>> begin

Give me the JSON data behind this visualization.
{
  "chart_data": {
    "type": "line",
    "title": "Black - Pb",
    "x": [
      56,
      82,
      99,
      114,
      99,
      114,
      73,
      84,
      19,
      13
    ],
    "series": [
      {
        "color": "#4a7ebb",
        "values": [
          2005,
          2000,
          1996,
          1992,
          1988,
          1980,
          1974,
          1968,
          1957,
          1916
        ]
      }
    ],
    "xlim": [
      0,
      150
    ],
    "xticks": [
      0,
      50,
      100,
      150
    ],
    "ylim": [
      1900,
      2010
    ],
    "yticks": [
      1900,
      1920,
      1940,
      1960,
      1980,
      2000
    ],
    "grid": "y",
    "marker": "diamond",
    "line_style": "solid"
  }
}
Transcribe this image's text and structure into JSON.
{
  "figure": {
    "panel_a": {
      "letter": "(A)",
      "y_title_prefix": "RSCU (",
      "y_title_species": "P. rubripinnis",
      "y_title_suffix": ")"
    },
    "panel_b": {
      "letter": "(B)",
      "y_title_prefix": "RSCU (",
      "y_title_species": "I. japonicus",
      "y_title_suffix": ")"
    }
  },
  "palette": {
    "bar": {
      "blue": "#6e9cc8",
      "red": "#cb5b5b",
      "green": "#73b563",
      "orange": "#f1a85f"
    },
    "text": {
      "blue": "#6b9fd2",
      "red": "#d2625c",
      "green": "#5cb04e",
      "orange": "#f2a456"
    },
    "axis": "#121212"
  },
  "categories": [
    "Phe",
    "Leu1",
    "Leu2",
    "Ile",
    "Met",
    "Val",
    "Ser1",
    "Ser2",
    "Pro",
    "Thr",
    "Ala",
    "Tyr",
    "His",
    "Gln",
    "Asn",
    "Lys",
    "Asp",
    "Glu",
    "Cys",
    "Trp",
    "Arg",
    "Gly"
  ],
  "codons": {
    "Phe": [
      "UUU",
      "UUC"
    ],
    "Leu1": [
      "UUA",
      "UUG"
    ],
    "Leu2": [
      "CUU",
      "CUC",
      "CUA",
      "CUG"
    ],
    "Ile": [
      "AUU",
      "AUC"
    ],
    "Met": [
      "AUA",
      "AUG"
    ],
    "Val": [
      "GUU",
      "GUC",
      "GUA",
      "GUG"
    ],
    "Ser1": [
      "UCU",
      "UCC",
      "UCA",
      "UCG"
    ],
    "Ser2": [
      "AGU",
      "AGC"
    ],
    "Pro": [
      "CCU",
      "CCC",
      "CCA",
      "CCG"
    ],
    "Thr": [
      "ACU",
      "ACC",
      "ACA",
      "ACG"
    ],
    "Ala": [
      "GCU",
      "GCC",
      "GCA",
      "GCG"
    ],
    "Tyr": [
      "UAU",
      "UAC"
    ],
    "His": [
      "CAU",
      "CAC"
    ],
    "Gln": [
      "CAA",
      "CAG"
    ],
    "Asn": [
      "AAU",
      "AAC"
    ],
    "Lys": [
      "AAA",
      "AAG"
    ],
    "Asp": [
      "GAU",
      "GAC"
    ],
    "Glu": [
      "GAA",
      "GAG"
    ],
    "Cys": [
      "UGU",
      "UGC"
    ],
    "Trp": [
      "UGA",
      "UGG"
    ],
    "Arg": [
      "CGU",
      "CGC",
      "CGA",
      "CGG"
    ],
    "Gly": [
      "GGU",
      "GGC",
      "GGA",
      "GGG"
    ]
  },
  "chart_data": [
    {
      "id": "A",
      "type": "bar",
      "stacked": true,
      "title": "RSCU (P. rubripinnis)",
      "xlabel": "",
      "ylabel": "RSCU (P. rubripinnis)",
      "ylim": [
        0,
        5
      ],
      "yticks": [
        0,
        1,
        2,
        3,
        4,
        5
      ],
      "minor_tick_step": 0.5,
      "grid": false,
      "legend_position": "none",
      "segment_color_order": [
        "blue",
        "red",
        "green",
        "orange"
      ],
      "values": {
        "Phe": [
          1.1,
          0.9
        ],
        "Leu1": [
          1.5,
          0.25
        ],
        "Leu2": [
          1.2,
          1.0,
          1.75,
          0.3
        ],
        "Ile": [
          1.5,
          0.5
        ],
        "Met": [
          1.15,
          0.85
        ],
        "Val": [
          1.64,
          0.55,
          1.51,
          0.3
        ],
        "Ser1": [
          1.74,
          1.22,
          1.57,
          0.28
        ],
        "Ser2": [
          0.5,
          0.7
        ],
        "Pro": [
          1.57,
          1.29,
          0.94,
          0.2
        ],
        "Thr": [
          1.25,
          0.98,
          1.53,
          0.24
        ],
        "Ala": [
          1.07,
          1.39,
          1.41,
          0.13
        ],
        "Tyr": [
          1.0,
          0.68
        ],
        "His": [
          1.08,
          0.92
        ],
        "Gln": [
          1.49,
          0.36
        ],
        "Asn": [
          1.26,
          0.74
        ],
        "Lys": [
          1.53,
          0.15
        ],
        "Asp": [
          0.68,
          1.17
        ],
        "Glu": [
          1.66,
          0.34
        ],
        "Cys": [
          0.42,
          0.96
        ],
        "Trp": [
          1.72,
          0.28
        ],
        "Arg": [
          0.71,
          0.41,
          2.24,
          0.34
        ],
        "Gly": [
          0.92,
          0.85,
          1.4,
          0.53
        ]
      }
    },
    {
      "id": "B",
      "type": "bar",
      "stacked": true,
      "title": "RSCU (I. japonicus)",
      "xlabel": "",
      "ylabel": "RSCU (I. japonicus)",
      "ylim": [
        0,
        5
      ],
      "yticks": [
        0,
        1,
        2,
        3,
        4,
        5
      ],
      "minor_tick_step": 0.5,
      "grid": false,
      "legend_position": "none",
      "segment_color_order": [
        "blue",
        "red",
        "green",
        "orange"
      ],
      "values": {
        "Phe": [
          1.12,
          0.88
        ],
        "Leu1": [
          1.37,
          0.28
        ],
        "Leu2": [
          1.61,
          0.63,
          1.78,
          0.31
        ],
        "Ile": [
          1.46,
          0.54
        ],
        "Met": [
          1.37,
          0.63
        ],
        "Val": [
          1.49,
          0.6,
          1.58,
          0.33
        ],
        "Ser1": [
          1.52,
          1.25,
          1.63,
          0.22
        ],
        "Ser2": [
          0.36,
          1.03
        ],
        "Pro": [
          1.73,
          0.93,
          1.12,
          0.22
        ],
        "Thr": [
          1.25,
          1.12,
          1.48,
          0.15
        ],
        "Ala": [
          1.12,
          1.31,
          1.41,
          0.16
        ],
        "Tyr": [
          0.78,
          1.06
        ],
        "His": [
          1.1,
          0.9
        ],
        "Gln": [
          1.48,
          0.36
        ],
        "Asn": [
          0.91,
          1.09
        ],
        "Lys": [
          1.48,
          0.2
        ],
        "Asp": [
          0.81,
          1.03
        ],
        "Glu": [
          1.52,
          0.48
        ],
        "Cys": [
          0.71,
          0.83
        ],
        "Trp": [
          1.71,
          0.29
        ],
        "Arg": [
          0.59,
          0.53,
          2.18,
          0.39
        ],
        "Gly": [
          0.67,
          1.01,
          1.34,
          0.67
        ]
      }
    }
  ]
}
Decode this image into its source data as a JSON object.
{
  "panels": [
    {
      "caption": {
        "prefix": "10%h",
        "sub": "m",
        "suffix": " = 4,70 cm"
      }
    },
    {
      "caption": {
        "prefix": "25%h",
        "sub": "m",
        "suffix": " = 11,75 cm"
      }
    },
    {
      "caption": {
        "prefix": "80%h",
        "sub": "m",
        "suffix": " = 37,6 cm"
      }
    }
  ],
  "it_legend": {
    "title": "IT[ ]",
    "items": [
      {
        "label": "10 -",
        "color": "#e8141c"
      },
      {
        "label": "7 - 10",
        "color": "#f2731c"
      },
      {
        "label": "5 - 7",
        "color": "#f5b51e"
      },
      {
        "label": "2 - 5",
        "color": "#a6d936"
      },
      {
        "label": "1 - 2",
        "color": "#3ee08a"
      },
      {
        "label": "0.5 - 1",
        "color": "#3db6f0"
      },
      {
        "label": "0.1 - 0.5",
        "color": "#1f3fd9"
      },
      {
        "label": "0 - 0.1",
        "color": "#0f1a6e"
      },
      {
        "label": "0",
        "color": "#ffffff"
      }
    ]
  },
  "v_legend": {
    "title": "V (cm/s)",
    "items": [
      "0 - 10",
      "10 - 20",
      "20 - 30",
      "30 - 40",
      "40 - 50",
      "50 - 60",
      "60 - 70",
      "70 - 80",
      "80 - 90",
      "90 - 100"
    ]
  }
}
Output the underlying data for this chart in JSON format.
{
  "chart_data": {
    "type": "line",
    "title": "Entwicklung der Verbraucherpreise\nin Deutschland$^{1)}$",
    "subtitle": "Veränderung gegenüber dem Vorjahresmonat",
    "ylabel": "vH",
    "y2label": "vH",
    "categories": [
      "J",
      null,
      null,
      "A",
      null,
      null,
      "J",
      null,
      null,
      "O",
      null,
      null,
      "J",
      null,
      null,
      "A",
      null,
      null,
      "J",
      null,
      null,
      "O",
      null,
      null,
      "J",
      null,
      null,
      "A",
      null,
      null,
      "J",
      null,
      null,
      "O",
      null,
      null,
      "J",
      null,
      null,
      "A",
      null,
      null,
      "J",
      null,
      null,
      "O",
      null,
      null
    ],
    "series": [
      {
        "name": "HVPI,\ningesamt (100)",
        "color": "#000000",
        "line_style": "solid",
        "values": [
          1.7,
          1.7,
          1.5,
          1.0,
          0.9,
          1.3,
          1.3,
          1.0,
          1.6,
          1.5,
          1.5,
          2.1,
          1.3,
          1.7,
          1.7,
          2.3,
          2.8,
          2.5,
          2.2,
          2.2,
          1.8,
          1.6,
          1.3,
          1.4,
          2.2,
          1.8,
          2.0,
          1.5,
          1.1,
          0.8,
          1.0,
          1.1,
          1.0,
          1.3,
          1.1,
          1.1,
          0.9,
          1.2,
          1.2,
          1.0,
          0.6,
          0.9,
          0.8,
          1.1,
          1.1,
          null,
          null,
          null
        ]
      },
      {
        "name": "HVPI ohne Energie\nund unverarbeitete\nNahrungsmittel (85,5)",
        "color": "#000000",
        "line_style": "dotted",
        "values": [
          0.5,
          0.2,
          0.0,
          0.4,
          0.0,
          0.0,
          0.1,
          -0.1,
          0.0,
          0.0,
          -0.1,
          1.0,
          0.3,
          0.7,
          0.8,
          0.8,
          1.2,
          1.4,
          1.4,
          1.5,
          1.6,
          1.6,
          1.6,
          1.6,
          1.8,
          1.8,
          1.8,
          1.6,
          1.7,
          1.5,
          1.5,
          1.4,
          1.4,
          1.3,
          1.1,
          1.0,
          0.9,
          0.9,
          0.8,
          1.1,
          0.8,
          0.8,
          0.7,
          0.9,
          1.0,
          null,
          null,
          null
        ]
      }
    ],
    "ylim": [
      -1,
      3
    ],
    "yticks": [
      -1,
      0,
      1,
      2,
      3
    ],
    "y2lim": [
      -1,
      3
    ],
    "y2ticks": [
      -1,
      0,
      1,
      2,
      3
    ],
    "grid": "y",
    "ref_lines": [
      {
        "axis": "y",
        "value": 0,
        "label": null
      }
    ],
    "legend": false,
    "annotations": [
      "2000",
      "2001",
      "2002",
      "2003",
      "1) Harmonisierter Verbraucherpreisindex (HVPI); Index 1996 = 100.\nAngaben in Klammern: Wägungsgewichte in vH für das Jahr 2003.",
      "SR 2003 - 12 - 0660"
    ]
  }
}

>> end

Aim: Please list every line of the records that contains "name".

Correct answer:
        "name": "HVPI,\ningesamt (100)",
        "name": "HVPI ohne Energie\nund unverarbeitete\nNahrungsmittel (85,5)",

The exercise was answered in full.